[Stored data]
============
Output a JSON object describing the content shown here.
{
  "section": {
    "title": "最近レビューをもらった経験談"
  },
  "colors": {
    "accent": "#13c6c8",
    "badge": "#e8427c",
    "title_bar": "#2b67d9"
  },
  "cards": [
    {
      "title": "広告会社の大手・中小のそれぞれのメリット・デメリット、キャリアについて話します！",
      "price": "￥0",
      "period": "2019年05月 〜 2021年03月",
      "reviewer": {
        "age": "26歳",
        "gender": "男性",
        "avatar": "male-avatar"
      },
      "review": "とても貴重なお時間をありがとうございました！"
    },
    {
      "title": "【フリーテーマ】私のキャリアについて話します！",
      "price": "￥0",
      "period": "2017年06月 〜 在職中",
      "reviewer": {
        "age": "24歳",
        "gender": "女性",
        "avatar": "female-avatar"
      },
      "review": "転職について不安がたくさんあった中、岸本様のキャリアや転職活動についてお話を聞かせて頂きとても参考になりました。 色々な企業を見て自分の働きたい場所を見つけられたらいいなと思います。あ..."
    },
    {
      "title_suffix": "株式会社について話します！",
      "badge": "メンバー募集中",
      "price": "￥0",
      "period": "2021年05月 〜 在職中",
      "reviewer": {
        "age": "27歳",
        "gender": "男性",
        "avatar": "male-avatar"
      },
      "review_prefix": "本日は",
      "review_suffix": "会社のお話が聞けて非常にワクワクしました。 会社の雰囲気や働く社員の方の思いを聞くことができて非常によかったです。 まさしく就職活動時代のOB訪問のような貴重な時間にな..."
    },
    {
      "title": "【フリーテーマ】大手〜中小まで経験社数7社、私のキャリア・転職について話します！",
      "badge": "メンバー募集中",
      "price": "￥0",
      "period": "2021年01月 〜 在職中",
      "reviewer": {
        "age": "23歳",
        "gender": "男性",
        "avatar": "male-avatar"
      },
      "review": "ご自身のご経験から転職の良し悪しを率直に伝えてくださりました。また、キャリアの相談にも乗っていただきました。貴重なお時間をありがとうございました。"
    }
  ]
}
============
▸ **WORK TO BE COMPLETED**: Go through the material above line by line and copy it exactly.

▸ **EXERCISE SOLUTION**:
Output a JSON object describing the content shown here.
{
  "section": {
    "title": "最近レビューをもらった経験談"
  },
  "colors": {
    "accent": "#13c6c8",
    "badge": "#e8427c",
    "title_bar": "#2b67d9"
  },
  "cards": [
    {
      "title": "広告会社の大手・中小のそれぞれのメリット・デメリット、キャリアについて話します！",
      "price": "￥0",
      "period": "2019年05月 〜 2021年03月",
      "reviewer": {
        "age": "26歳",
        "gender": "男性",
        "avatar": "male-avatar"
      },
      "review": "とても貴重なお時間をありがとうございました！"
    },
    {
      "title": "【フリーテーマ】私のキャリアについて話します！",
      "price": "￥0",
      "period": "2017年06月 〜 在職中",
      "reviewer": {
        "age": "24歳",
        "gender": "女性",
        "avatar": "female-avatar"
      },
      "review": "転職について不安がたくさんあった中、岸本様のキャリアや転職活動についてお話を聞かせて頂きとても参考になりました。 色々な企業を見て自分の働きたい場所を見つけられたらいいなと思います。あ..."
    },
    {
      "title_suffix": "株式会社について話します！",
      "badge": "メンバー募集中",
      "price": "￥0",
      "period": "2021年05月 〜 在職中",
      "reviewer": {
        "age": "27歳",
        "gender": "男性",
        "avatar": "male-avatar"
      },
      "review_prefix": "本日は",
      "review_suffix": "会社のお話が聞けて非常にワクワクしました。 会社の雰囲気や働く社員の方の思いを聞くことができて非常によかったです。 まさしく就職活動時代のOB訪問のような貴重な時間にな..."
    },
    {
      "title": "【フリーテーマ】大手〜中小まで経験社数7社、私のキャリア・転職について話します！",
      "badge": "メンバー募集中",
      "price": "￥0",
      "period": "2021年01月 〜 在職中",
      "reviewer": {
        "age": "23歳",
        "gender": "男性",
        "avatar": "male-avatar"
      },
      "review": "ご自身のご経験から転職の良し悪しを率直に伝えてくださりました。また、キャリアの相談にも乗っていただきました。貴重なお時間をありがとうございました。"
    }
  ]
}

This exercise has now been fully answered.